You can switch a technical college, get a trade certification and be an electrician, welder, plumber (you'd be surprised how good these pay)


----------



## Wirt (Jan 16, 2009)

counterfeit self said:


> You can switch a technical college, get a trade certification and be an electrician, welder, plumber (you'd be surprised how good these pay)


the thought crossed my mind before

but 5 years of college would be a waste of a lot of money...kind of sad that THAT's the main reason im still in college and an IS major,lol


----------



## slkjao (Aug 5, 2009)

VipFuj said:


> i've been looking everywhere for the solution manual but no luck
> 
> homework's due tomorrow and i still dont know what the **** im doing for half of it. I dunno...
> 
> here's one of them. I dont even get what they want me to show. The black circle is where my problem starts, but it uses stuff from the previous example which is circled in red with my problem. if marenubium er whoever is around,lol


I cried a little when i saw this. :afr

your doing your best! it would probably help a lot if u can find a solutions manual. Good luck man


----------



## marenubium87 (Jan 11, 2009)

Sorry I've been away. Admittedly I'd have to get the book to contribute anything useful - for one thing I'd probably have to see equation 3-36 to understand what they're going for.


----------



## Wirt (Jan 16, 2009)

marenubium87 said:


> Sorry I've been away. Admittedly I'd have to get the book to contribute anything useful - for one thing I'd probably have to see equation 3-36 to understand what they're going for.

::::::::

Set problem 1.
Based on the forum thread, state whether each statement agrees with it. Answer yes or no, and quote the deciding words.
(a) Wirt thinks five years of college would waste a lot of money.
(b) marenubium87 could help without getting the book.
(c) slkjao thinks a solutions manual would probably help a lot.
The rows that follow have no connection to the forum thread.

::::::::

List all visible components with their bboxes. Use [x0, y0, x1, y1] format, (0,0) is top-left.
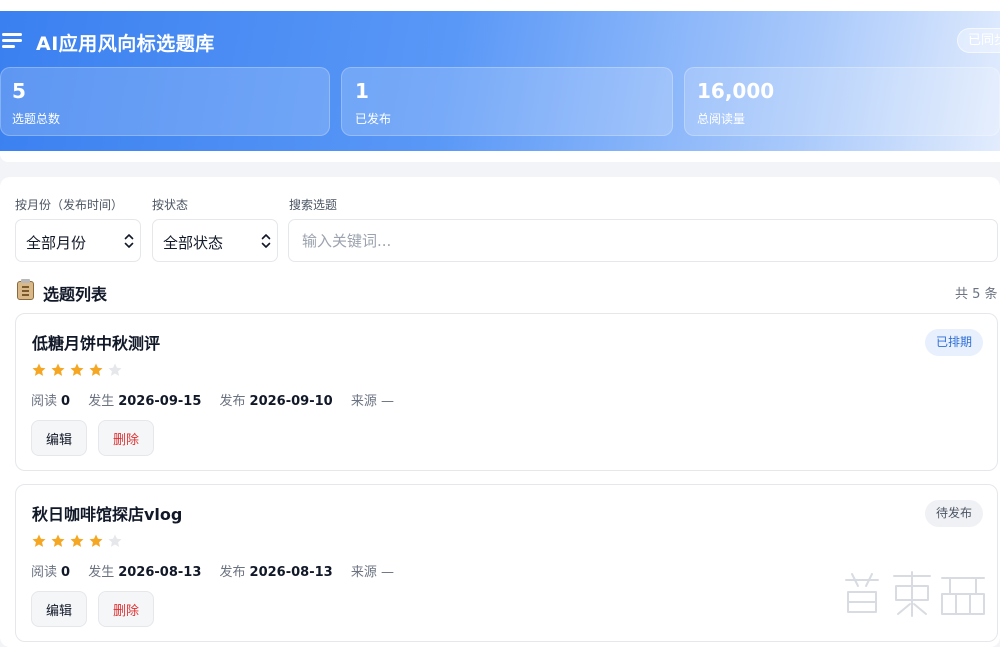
delete-button[interactable]: 删除 [98, 420, 155, 456]
occur-label: 发生 [88, 565, 115, 580]
status-select-value: 全部状态 [163, 234, 224, 252]
star-filled-icon[interactable] [69, 362, 85, 378]
status-badge: 已排期 [924, 329, 983, 356]
month-select[interactable]: 全部月份 [15, 219, 141, 262]
occur-date: 2026-08-13 [118, 565, 202, 580]
stat-card-reads: 16,000 总阅读量 [684, 67, 1000, 136]
read-label: 阅读 [31, 394, 58, 409]
stat-reads-label: 总阅读量 [697, 112, 746, 126]
month-filter-label: 按月份（发布时间） [15, 198, 124, 212]
source-label: 来源 [350, 394, 377, 409]
occur-date: 2026-09-15 [118, 394, 202, 409]
edit-button[interactable]: 编辑 [31, 591, 88, 627]
edit-button[interactable]: 编辑 [31, 420, 88, 456]
header-bottom-strip [0, 151, 1000, 162]
month-select-value: 全部月份 [26, 234, 87, 252]
star-empty-icon[interactable] [107, 533, 123, 549]
publish-label: 发布 [219, 394, 246, 409]
star-filled-icon[interactable] [31, 533, 47, 549]
topic-title: 秋日咖啡馆探店vlog [32, 505, 183, 524]
chevron-updown-icon [124, 234, 134, 248]
topic-meta: 阅读 0 发生 2026-08-13 发布 2026-08-13 来源 — [31, 561, 394, 580]
search-label: 搜索选题 [289, 198, 338, 212]
list-count: 共 5 条 [955, 287, 998, 302]
stat-published-label: 已发布 [355, 112, 392, 126]
app-title: AI应用风向标选题库 [36, 33, 215, 55]
main-panel: 按月份（发布时间） 全部月份 按状态 全部状态 搜索选题 选题列表 共 5 条 … [0, 177, 1000, 647]
status-select[interactable]: 全部状态 [152, 219, 278, 262]
list-title: 选题列表 [43, 285, 108, 304]
stat-card-published: 1 已发布 [341, 67, 673, 136]
source-label: 来源 [350, 565, 377, 580]
star-filled-icon[interactable] [69, 533, 85, 549]
star-filled-icon[interactable] [88, 533, 104, 549]
topic-meta: 阅读 0 发生 2026-09-15 发布 2026-09-10 来源 — [31, 390, 394, 409]
source-value: — [380, 394, 394, 409]
star-filled-icon[interactable] [88, 362, 104, 378]
stat-card-total: 5 选题总数 [0, 67, 330, 136]
sync-status-badge: 已同步 [957, 28, 1000, 53]
publish-date: 2026-09-10 [249, 394, 333, 409]
star-filled-icon[interactable] [50, 362, 66, 378]
publish-date: 2026-08-13 [249, 565, 333, 580]
occur-label: 发生 [88, 394, 115, 409]
rating-stars[interactable] [31, 533, 126, 553]
status-filter-label: 按状态 [152, 198, 189, 212]
publish-label: 发布 [219, 565, 246, 580]
status-badge: 待发布 [924, 500, 983, 527]
delete-button[interactable]: 删除 [98, 591, 155, 627]
rating-stars[interactable] [31, 362, 126, 382]
topic-card[interactable]: 低糖月饼中秋测评 已排期 阅读 0 发生 2026-09-15 发布 2026-09-… [15, 313, 998, 471]
chevron-updown-icon [261, 234, 271, 248]
stat-published-value: 1 [355, 79, 369, 103]
topic-card[interactable]: 秋日咖啡馆探店vlog 待发布 阅读 0 发生 2026-08-13 发布 2026-… [15, 484, 998, 642]
read-count: 0 [61, 565, 71, 580]
clipboard-icon [17, 279, 34, 300]
topic-title: 低糖月饼中秋测评 [32, 334, 161, 353]
app-header: AI应用风向标选题库 已同步 5 选题总数 1 已发布 16,000 总阅读量 [0, 11, 1000, 151]
star-filled-icon[interactable] [31, 362, 47, 378]
search-input[interactable] [288, 219, 998, 262]
read-count: 0 [61, 394, 71, 409]
top-strip [0, 0, 1000, 11]
menu-icon[interactable] [2, 33, 22, 49]
source-value: — [380, 565, 394, 580]
star-empty-icon[interactable] [107, 362, 123, 378]
stat-total-value: 5 [12, 79, 26, 103]
star-filled-icon[interactable] [50, 533, 66, 549]
stat-total-label: 选题总数 [12, 112, 61, 126]
stat-reads-value: 16,000 [697, 79, 775, 103]
read-label: 阅读 [31, 565, 58, 580]
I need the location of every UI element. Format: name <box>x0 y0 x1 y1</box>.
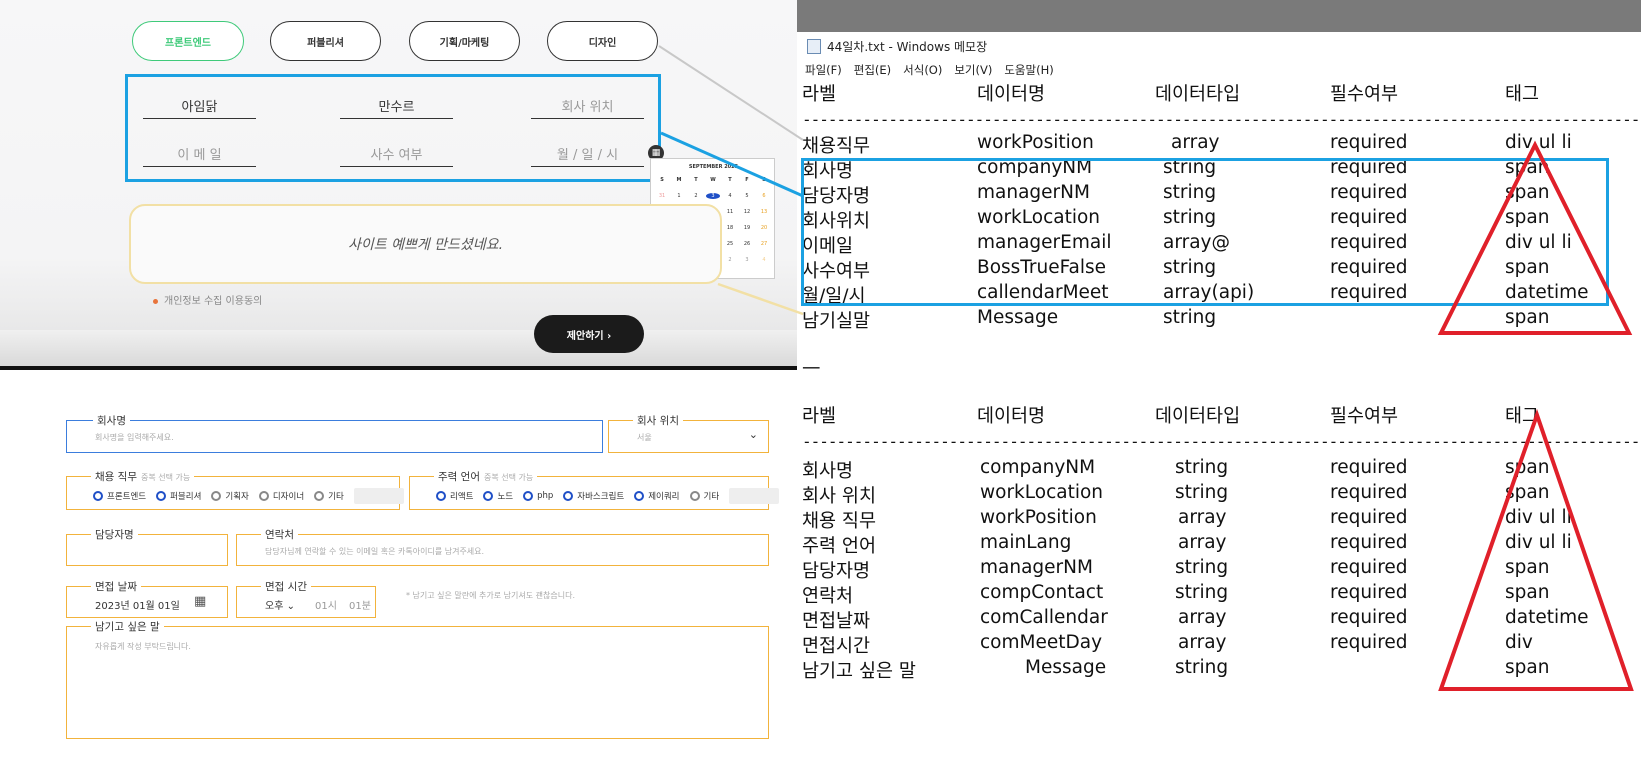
connector-line <box>660 131 804 198</box>
triangle-annotation <box>1437 140 1633 335</box>
connector-line <box>658 45 804 141</box>
triangle-annotation <box>1438 408 1634 691</box>
connector-line <box>717 282 804 316</box>
annotation-overlay <box>658 45 1634 691</box>
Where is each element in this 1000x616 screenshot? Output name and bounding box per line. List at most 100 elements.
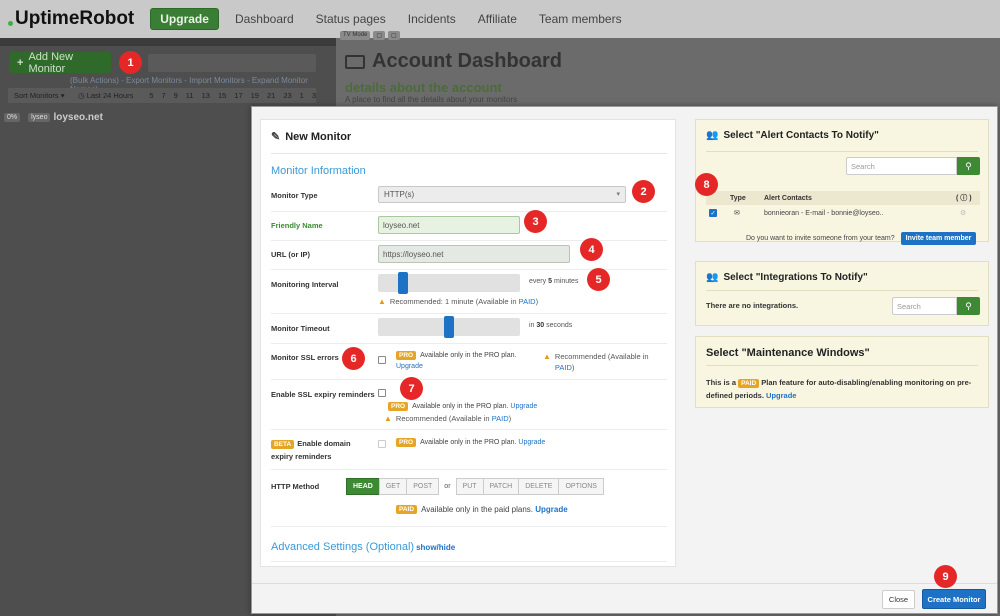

::::::::

Set problem 2. Please output the rows from the line with "connector-line <box>660 131 804 198</box>" up to and including the last line of the rows, word for word. Leave out the pictures.

Final answer 1.
(a) Yes: "but 5 years of college would be a waste of a lot of money"
(b) No: "Admittedly I'd have to get the book to contribute anything useful"
(c) Yes: "it would probably help a lot if u can find a solutions manual"

Final answer 2.
connector-line <box>660 131 804 198</box>
triangle-annotation <box>1437 140 1633 335</box>
connector-line <box>658 45 804 141</box>
triangle-annotation <box>1438 408 1634 691</box>
connector-line <box>717 282 804 316</box>
annotation-overlay <box>658 45 1634 691</box>
Where is each element in this 1000x616 screenshot? Output name and bounding box per line. List at most 100 elements.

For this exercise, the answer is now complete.